[Given problem] Go through the listing and set it down exactly, leaving out its pictures.

[Figure collection entries]
════════

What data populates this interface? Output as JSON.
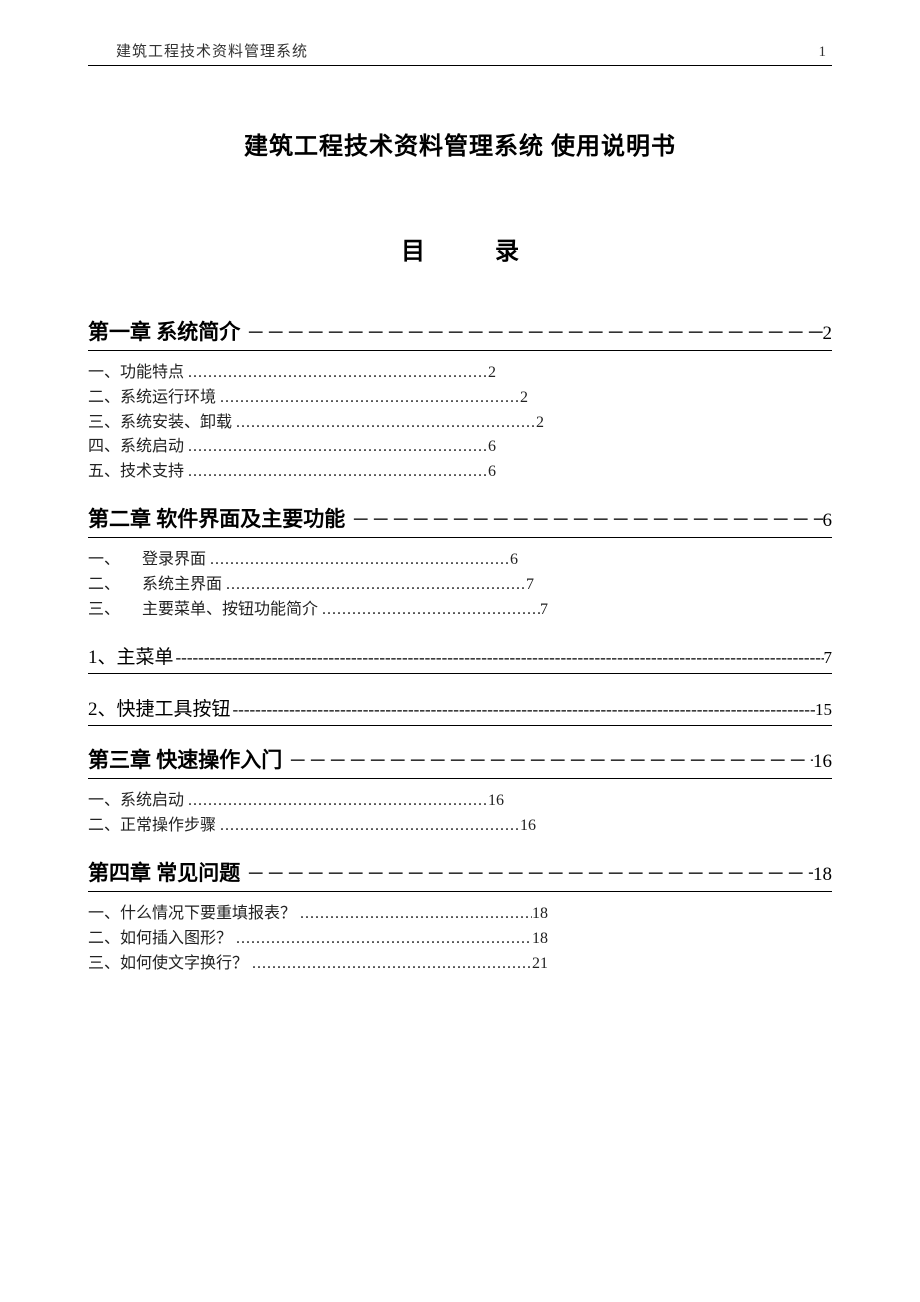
{
  "header": {
    "title": "建筑工程技术资料管理系统",
    "page_number": "1"
  },
  "doc_title": "建筑工程技术资料管理系统  使用说明书",
  "toc_heading": {
    "left": "目",
    "right": "录"
  },
  "leaders": {
    "chapter_dash": "－－－－－－－－－－－－－－－－－－－－－－－－－－－－－－－－－－－－－－－－－－－－－－",
    "section_dash": "------------------------------------------------------------------------------------------------------------------------",
    "sub_dot": "............................................................"
  },
  "chapters": [
    {
      "label": "第一章  系统简介",
      "page": "2",
      "items": [
        {
          "prefix": "一、",
          "text": "功能特点",
          "page": "2",
          "indent": 1
        },
        {
          "prefix": "二、",
          "text": "系统运行环境",
          "page": "2",
          "indent": 1
        },
        {
          "prefix": "三、",
          "text": "系统安装、卸载",
          "page": "2",
          "indent": 1
        },
        {
          "prefix": "四、",
          "text": "系统启动",
          "page": "6",
          "indent": 1
        },
        {
          "prefix": "五、",
          "text": "技术支持",
          "page": "6",
          "indent": 1
        }
      ]
    },
    {
      "label": "第二章  软件界面及主要功能",
      "page": "6",
      "items": [
        {
          "prefix": "一、",
          "text": "登录界面",
          "page": "6",
          "indent": 2
        },
        {
          "prefix": "二、",
          "text": "系统主界面",
          "page": "7",
          "indent": 2
        },
        {
          "prefix": "三、",
          "text": "主要菜单、按钮功能简介",
          "page": "7",
          "indent": 2
        }
      ],
      "sections": [
        {
          "label": "1、主菜单",
          "page": "7"
        },
        {
          "label": "2、快捷工具按钮",
          "page": "15"
        }
      ]
    },
    {
      "label": "第三章  快速操作入门",
      "page": "16",
      "items": [
        {
          "prefix": "一、",
          "text": "系统启动",
          "page": "16",
          "indent": 1
        },
        {
          "prefix": "二、",
          "text": "正常操作步骤",
          "page": "16",
          "indent": 1
        }
      ]
    },
    {
      "label": "第四章  常见问题",
      "page": "18",
      "items": [
        {
          "prefix": "一、",
          "text": "什么情况下要重填报表？",
          "page": "18",
          "indent": 1
        },
        {
          "prefix": "二、",
          "text": "如何插入图形？",
          "page": "18",
          "indent": 1
        },
        {
          "prefix": "三、",
          "text": "如何使文字换行？",
          "page": "21",
          "indent": 1
        }
      ]
    }
  ]
}
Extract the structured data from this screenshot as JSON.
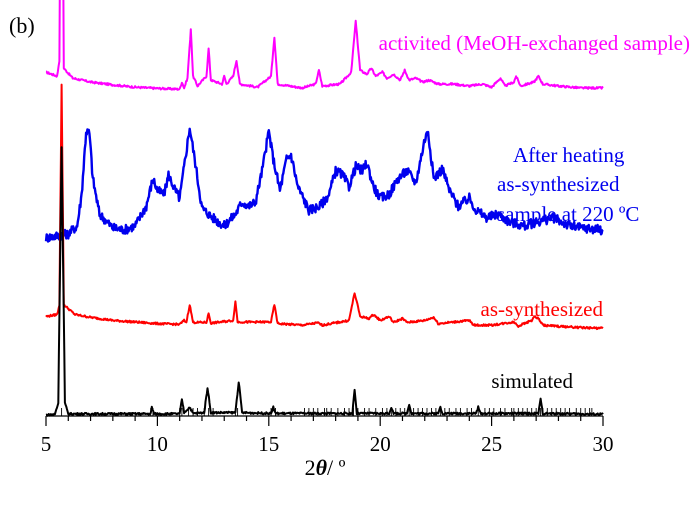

════════

[Problem solution]
What data populates this interface? Output as JSON.
{
  "header": {
    "title": "建筑工程技术资料管理系统",
    "page_number": "1"
  },
  "doc_title": "建筑工程技术资料管理系统  使用说明书",
  "toc_heading": {
    "left": "目",
    "right": "录"
  },
  "leaders": {
    "chapter_dash": "－－－－－－－－－－－－－－－－－－－－－－－－－－－－－－－－－－－－－－－－－－－－－－",
    "section_dash": "------------------------------------------------------------------------------------------------------------------------",
    "sub_dot": "............................................................"
  },
  "chapters": [
    {
      "label": "第一章  系统简介",
      "page": "2",
      "items": [
        {
          "prefix": "一、",
          "text": "功能特点",
          "page": "2",
          "indent": 1
        },
        {
          "prefix": "二、",
          "text": "系统运行环境",
          "page": "2",
          "indent": 1
        },
        {
          "prefix": "三、",
          "text": "系统安装、卸载",
          "page": "2",
          "indent": 1
        },
        {
          "prefix": "四、",
          "text": "系统启动",
          "page": "6",
          "indent": 1
        },
        {
          "prefix": "五、",
          "text": "技术支持",
          "page": "6",
          "indent": 1
        }
      ]
    },
    {
      "label": "第二章  软件界面及主要功能",
      "page": "6",
      "items": [
        {
          "prefix": "一、",
          "text": "登录界面",
          "page": "6",
          "indent": 2
        },
        {
          "prefix": "二、",
          "text": "系统主界面",
          "page": "7",
          "indent": 2
        },
        {
          "prefix": "三、",
          "text": "主要菜单、按钮功能简介",
          "page": "7",
          "indent": 2
        }
      ],
      "sections": [
        {
          "label": "1、主菜单",
          "page": "7"
        },
        {
          "label": "2、快捷工具按钮",
          "page": "15"
        }
      ]
    },
    {
      "label": "第三章  快速操作入门",
      "page": "16",
      "items": [
        {
          "prefix": "一、",
          "text": "系统启动",
          "page": "16",
          "indent": 1
        },
        {
          "prefix": "二、",
          "text": "正常操作步骤",
          "page": "16",
          "indent": 1
        }
      ]
    },
    {
      "label": "第四章  常见问题",
      "page": "18",
      "items": [
        {
          "prefix": "一、",
          "text": "什么情况下要重填报表？",
          "page": "18",
          "indent": 1
        },
        {
          "prefix": "二、",
          "text": "如何插入图形？",
          "page": "18",
          "indent": 1
        },
        {
          "prefix": "三、",
          "text": "如何使文字换行？",
          "page": "21",
          "indent": 1
        }
      ]
    }
  ]
}
Extract the structured data from this screenshot as JSON.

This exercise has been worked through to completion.